LIST OF TASKS:
1. List the three assumptions about mistakes that the essay on journalism's errors says most of us hold.
2. From the essay on journalism's errors, return the passage starting with "The second is" and going on through "sources, fact-checking claims.", copied word for word.

-- start DOCUMENT PASSAGE --

On the Fourth of July, 2004, the daily newspaper of Lexington, Ky., issued an unusual correction. "It has come to the editor's attention," the notice began, "that the Herald-Leader neglected to cover the civil rights movement. We regret the omission."
What I relish about this "correction" which appeared on the front page and continued for 2,000 words is how concisely it illustrates two fundamental problems of journalism. First, sometimes, we get the story wrong in ways so sweeping and consequential that they laughably exceed the capacity of the errata section. Second, we don't have effective tools for dealing with these large-scale mistakes.
I regret the omission and, given the high stakes of journalism, you probably should, too. True, unlike surgeons, we reporters can't cut off the wrong limb. But we can help cut desperate people off from assistance, as we did when false reports of mayhem in post-Katrina New Orleans prevented rescue workers from providing timely aid. True, unlike pilots, our mistakes can't bring down a plane but they can cost someone their job (see: Shirley Sherrod) or help bring on an unnecessary war (see: Iraq).
Given such potentially grave consequences, why isn't journalism better at understanding and acknowledging our errors? One answer is that the way we think about mistakes is, itself, mistaken. Most of us assume that serious errors are rare, that truly bad mistakes are committed only by truly bad or inept people, and that most mistakes are the product of individual rather than systemic causes. All three assumptions are wrong. Reporters make serious mistakes routinely, and we do so not because we are immoral, but because of the nature of journalism, and of the human mind.
Consider two rich sources of error. The first is the echo-chamber effect. Scientists replicate one another's experiments in order to verify or disprove their findings. Journalists, by contrast, often just replicate one another's conclusions. That goes some way toward explaining how the massive myth of Pfc. Jessica Lynch's Iraq heroics grew out of a single inaccurate story in the Washington Post.
The second is the double whammy of journalism's shrinking profit margin and growing news hole. Thoroughly investigating a story takes time and money, but reporters increasingly resemble doctors in an understaffed emergency room, working under immense time pressure with inadequate resources. Those conditions are not exactly conducive to the stodgy, time-consuming business of accuracy: verifying quotes, contacting additional sources, fact-checking claims.

-- end DOCUMENT PASSAGE --
-- start MATERIAL SHOWN --

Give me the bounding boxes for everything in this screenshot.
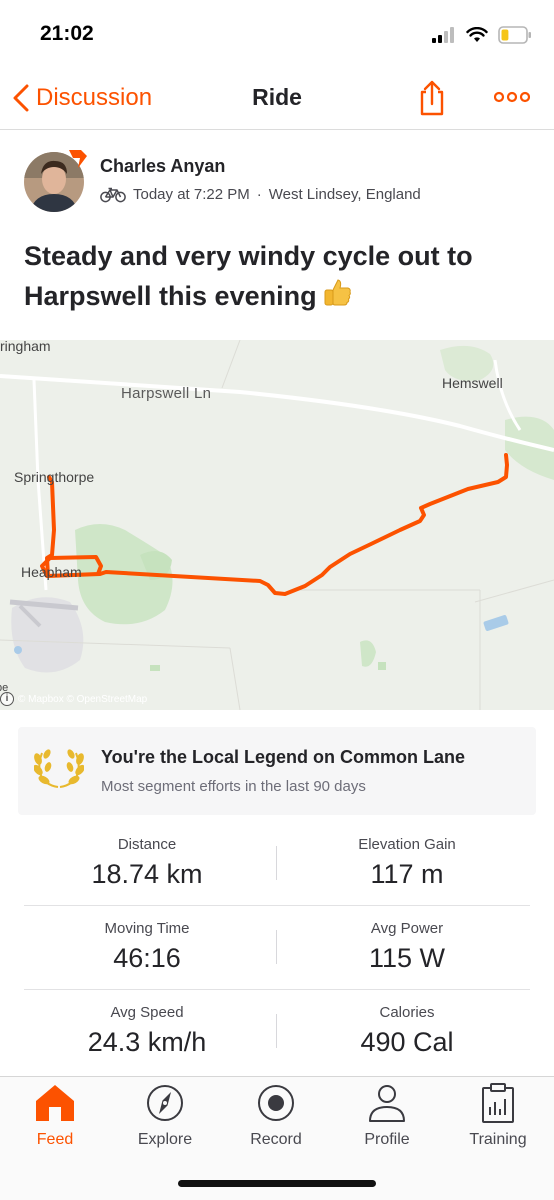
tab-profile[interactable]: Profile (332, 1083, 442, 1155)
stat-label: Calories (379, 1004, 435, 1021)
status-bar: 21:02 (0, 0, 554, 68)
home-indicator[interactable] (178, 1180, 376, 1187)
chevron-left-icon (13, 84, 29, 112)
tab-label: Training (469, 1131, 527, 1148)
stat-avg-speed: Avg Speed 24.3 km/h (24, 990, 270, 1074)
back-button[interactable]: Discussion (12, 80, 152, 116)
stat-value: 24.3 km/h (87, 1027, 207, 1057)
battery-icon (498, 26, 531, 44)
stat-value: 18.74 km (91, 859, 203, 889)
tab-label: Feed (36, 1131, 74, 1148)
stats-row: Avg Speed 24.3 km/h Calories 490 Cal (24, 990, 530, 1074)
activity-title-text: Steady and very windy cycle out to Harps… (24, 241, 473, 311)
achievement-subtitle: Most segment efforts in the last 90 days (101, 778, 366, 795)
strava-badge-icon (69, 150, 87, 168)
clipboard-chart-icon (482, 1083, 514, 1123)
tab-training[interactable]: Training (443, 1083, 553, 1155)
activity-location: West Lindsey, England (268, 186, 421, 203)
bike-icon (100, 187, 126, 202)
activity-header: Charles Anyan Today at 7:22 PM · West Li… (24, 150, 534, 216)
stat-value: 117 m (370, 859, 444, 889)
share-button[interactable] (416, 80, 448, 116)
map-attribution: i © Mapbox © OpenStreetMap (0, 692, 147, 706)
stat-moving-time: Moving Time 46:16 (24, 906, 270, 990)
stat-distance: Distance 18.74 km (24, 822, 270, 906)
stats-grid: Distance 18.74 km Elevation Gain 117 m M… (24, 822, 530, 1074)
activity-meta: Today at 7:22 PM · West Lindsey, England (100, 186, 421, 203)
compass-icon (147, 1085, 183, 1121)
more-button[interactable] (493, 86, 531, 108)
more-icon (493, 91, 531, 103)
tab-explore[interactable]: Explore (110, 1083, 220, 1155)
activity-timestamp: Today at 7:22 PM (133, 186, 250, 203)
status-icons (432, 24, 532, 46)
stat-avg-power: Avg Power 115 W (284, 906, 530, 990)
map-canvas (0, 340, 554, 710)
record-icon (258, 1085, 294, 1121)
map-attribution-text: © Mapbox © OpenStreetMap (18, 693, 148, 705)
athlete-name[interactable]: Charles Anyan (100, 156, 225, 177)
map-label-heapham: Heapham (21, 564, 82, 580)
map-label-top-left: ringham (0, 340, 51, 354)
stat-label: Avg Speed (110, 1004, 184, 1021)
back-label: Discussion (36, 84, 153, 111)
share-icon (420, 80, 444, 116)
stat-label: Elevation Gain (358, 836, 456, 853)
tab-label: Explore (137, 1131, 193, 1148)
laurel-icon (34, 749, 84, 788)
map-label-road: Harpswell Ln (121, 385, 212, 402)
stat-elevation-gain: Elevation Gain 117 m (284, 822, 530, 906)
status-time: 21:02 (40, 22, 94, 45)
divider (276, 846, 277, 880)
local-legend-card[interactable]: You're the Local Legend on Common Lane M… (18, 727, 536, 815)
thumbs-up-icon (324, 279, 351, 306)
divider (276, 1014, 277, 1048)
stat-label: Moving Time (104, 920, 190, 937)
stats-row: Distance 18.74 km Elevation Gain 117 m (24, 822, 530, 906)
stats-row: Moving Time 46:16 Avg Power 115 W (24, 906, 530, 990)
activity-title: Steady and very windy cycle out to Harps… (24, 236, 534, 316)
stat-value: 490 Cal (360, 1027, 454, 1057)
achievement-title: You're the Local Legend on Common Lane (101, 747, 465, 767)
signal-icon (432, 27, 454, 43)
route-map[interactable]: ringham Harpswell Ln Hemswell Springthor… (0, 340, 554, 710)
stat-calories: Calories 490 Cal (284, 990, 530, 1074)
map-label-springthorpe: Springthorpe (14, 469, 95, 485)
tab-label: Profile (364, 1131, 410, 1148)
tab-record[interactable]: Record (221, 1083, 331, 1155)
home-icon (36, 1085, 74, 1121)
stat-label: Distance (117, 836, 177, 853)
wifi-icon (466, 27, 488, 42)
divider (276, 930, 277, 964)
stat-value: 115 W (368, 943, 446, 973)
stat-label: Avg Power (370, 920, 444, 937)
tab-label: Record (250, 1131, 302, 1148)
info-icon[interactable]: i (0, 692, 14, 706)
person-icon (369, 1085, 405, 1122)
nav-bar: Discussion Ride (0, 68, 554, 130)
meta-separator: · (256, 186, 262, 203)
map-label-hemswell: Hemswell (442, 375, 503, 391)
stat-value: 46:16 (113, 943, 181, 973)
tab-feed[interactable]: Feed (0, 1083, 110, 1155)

-- end MATERIAL SHOWN --

RESPONSES FOR EACH TASK:
1.
- Serious errors are rare.
- Truly bad mistakes are committed only by truly bad or inept people.
- Most mistakes are the product of individual rather than systemic causes.

2.
The second is the double whammy of journalism's shrinking profit margin and growing news hole. Thoroughly investigating a story takes time and money, but reporters increasingly resemble doctors in an understaffed emergency room, working under immense time pressure with inadequate resources. Those conditions are not exactly conducive to the stodgy, time-consuming business of accuracy: verifying quotes, contacting additional sources, fact-checking claims.